| Work to complete |
Identify each line below that contains the word "threshold", and copy it out.

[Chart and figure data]
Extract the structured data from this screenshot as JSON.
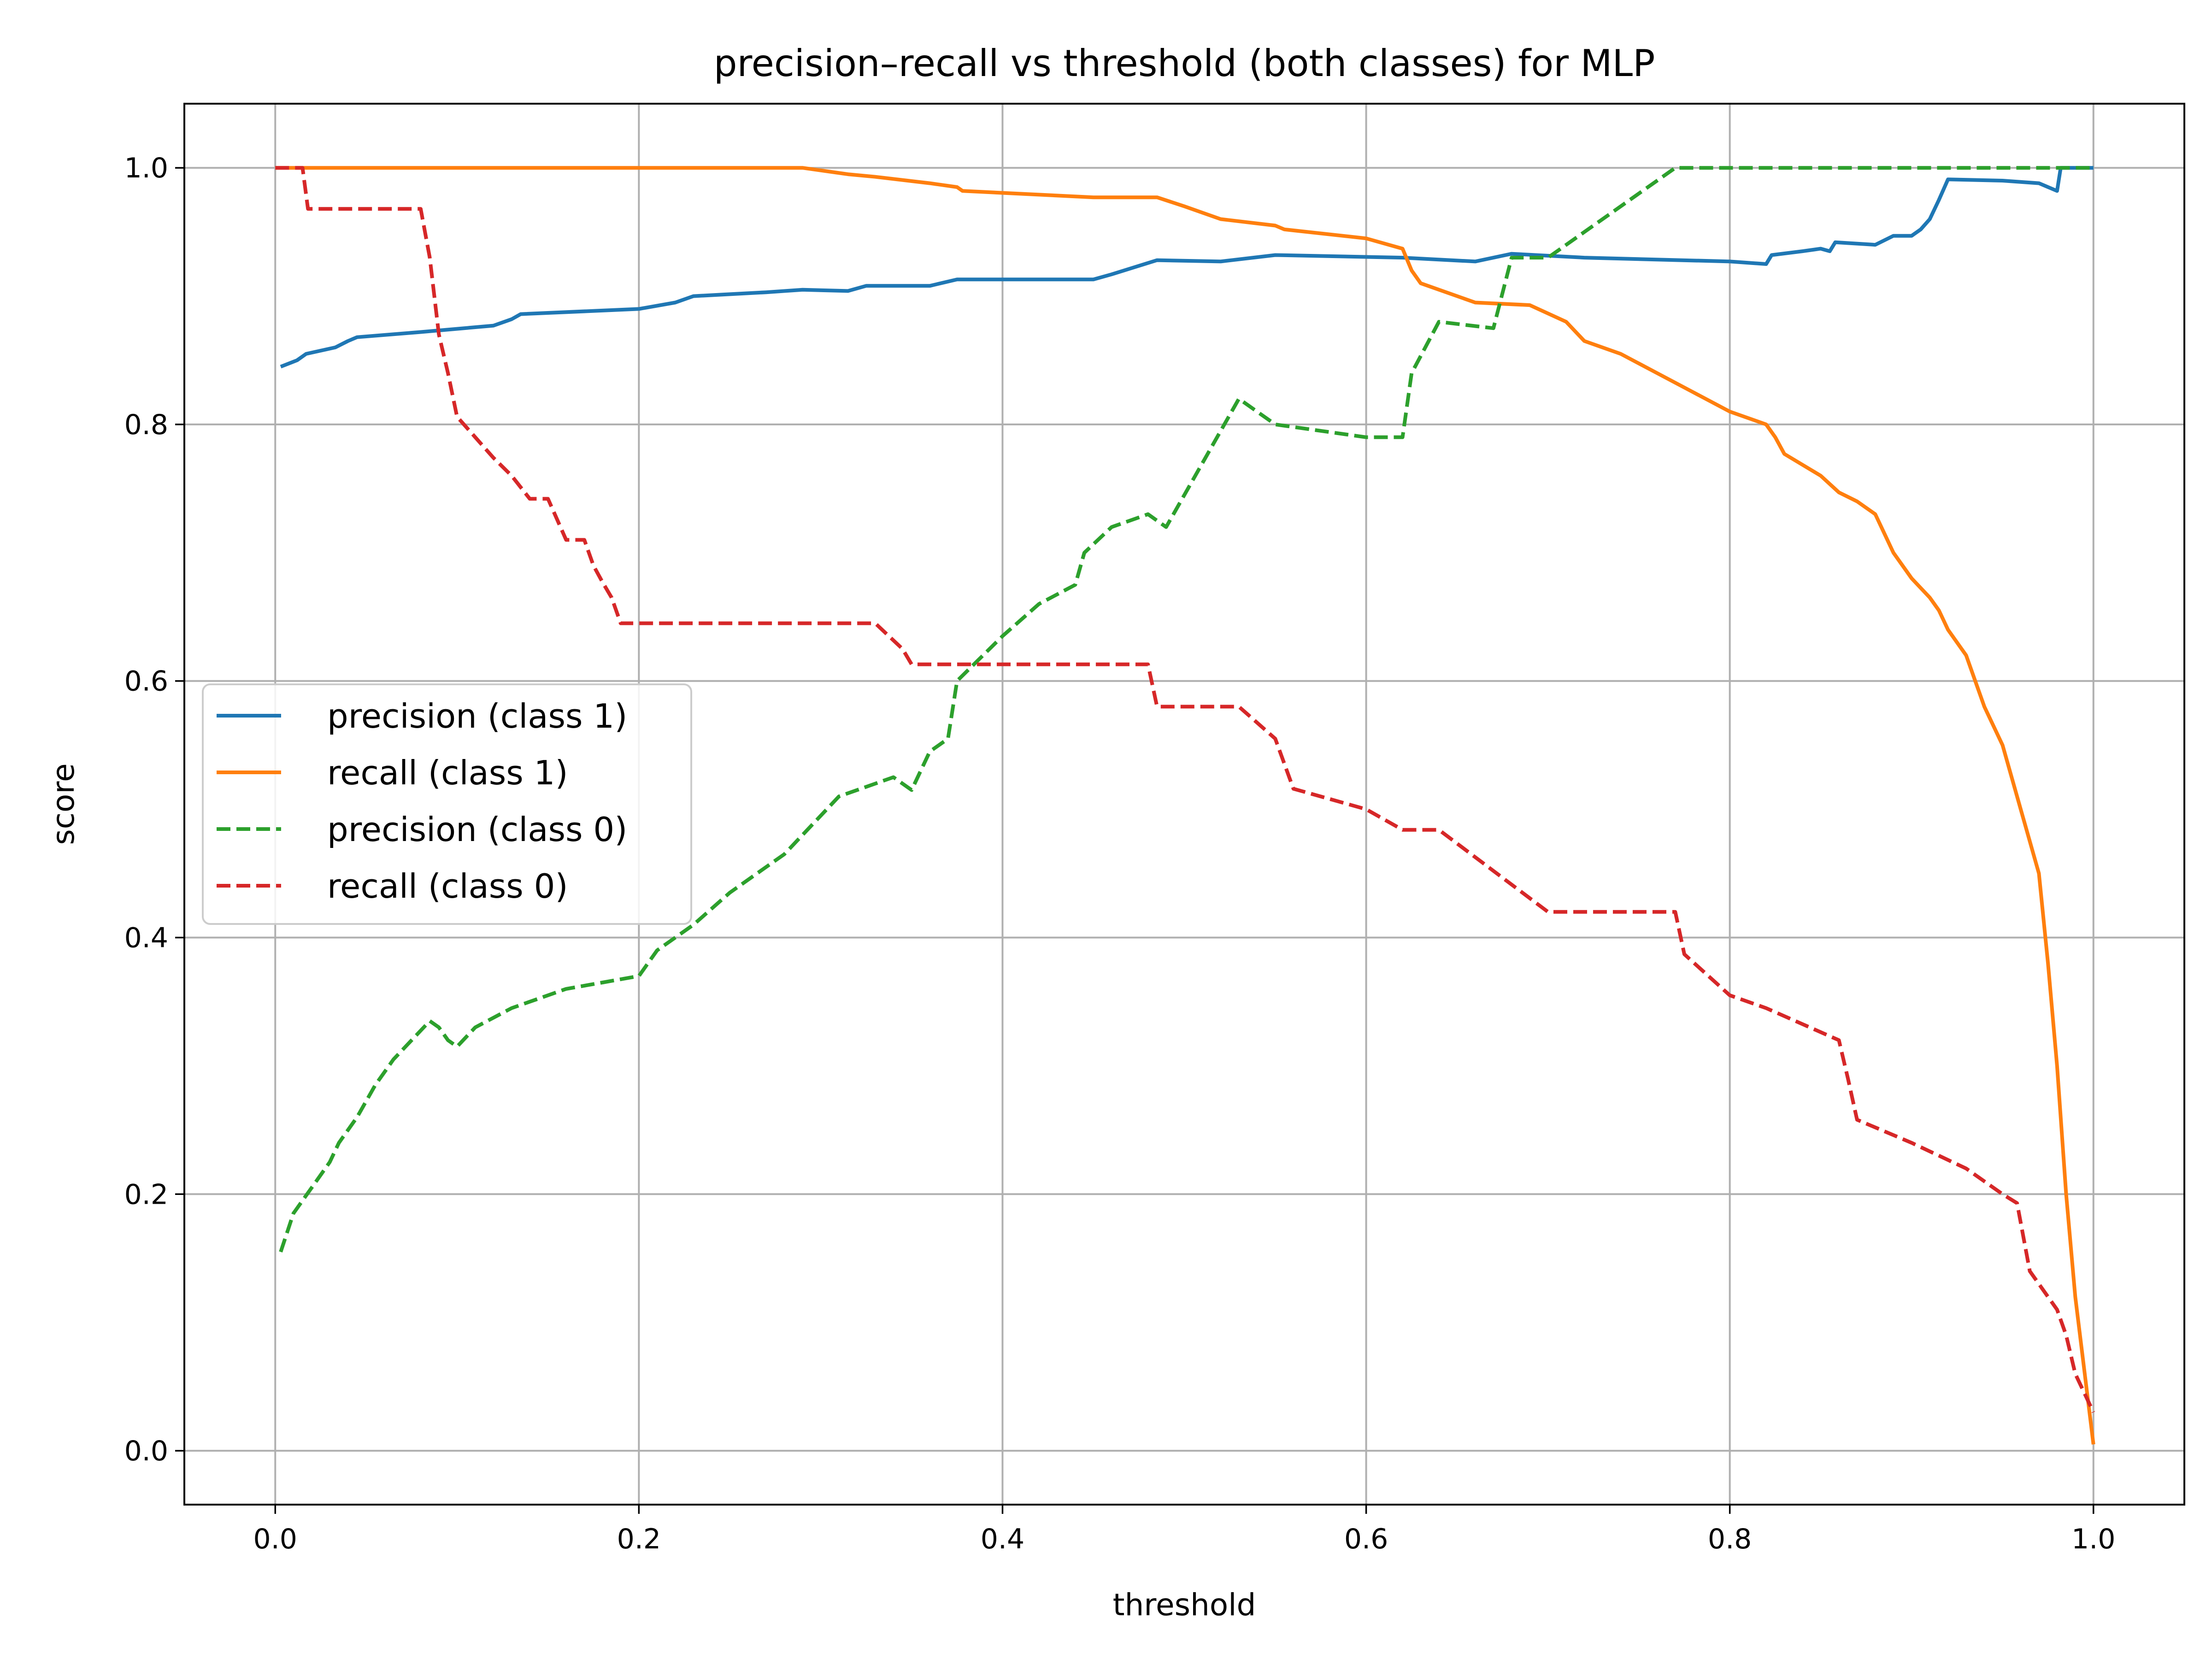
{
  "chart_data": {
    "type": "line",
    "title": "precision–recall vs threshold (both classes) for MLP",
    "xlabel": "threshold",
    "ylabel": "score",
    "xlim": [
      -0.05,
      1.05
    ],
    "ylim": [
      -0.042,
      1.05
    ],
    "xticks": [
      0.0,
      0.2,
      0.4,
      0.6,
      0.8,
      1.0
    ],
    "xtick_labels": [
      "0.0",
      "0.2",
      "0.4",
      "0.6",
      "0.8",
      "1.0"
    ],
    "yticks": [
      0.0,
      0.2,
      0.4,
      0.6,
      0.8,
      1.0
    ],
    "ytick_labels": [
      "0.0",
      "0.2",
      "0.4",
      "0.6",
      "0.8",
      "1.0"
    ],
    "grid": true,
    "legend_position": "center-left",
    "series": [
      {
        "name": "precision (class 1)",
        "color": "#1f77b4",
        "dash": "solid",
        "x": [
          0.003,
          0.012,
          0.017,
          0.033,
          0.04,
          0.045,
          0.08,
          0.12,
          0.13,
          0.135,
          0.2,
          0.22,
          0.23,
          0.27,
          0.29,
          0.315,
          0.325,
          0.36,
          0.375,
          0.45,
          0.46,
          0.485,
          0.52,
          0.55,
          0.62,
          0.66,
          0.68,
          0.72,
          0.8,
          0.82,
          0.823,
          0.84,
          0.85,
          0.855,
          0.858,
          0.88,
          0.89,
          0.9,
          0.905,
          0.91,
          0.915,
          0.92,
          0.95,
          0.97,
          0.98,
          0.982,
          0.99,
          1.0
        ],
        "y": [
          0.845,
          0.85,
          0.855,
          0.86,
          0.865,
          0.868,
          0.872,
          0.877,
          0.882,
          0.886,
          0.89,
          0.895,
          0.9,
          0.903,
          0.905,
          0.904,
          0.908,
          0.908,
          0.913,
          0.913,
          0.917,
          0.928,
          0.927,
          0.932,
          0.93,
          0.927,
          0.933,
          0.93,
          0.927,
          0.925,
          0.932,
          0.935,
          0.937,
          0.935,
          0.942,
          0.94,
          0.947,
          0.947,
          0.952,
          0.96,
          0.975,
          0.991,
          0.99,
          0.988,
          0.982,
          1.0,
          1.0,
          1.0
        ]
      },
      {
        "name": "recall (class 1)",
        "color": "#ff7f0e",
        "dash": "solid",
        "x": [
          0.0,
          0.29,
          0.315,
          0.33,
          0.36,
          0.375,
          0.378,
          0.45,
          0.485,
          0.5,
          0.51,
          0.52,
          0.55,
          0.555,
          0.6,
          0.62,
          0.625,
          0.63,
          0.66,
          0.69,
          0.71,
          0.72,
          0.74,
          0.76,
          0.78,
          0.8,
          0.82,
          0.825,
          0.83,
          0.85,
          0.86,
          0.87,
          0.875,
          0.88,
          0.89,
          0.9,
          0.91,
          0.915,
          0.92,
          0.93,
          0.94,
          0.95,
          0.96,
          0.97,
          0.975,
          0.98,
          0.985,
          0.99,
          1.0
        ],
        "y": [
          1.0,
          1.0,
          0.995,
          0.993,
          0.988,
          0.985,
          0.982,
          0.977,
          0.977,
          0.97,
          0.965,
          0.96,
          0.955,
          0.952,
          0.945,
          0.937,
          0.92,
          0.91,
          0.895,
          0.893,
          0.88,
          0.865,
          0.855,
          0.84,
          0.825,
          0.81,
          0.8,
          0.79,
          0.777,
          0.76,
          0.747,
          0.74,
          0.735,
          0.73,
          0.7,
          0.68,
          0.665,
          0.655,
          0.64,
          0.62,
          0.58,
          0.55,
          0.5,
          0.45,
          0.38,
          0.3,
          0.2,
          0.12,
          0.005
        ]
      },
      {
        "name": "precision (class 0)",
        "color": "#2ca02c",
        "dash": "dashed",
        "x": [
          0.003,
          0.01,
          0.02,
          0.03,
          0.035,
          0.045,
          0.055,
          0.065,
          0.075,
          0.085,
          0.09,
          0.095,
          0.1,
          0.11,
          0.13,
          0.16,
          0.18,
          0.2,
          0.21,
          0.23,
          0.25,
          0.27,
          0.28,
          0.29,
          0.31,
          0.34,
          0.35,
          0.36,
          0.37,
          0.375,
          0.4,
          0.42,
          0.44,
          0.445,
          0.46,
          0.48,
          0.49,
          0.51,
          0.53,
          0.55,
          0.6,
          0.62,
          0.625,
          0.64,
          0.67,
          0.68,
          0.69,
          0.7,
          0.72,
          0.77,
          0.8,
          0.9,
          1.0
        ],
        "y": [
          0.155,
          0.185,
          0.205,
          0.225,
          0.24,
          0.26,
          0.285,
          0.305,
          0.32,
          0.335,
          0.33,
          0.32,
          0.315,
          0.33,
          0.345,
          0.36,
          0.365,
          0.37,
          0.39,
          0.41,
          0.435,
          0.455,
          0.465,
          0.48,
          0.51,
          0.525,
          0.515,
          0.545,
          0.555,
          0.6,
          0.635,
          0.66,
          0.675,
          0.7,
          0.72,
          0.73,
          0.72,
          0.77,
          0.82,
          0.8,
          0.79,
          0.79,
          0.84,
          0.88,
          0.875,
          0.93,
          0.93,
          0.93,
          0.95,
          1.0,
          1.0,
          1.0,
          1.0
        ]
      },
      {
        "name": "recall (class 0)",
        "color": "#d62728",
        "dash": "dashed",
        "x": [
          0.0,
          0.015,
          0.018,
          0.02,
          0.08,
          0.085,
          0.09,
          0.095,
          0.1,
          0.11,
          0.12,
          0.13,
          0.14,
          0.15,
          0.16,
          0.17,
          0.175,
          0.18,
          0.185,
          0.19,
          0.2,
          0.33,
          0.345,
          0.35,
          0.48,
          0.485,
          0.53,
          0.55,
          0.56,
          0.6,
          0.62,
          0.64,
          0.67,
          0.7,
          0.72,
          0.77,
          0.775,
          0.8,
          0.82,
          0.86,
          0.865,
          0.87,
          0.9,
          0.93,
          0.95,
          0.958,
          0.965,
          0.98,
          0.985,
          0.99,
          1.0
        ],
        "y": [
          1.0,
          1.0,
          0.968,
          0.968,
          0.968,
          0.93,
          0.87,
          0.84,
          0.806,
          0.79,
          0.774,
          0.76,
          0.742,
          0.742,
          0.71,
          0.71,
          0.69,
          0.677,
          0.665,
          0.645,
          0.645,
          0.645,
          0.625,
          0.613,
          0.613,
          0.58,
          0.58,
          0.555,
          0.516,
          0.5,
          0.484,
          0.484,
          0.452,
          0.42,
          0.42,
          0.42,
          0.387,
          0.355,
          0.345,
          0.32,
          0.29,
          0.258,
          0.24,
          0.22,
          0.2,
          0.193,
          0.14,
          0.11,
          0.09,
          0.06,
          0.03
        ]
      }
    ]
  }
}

| Solution to the exercise |
    "title": "precision–recall vs threshold (both classes) for MLP",
    "xlabel": "threshold",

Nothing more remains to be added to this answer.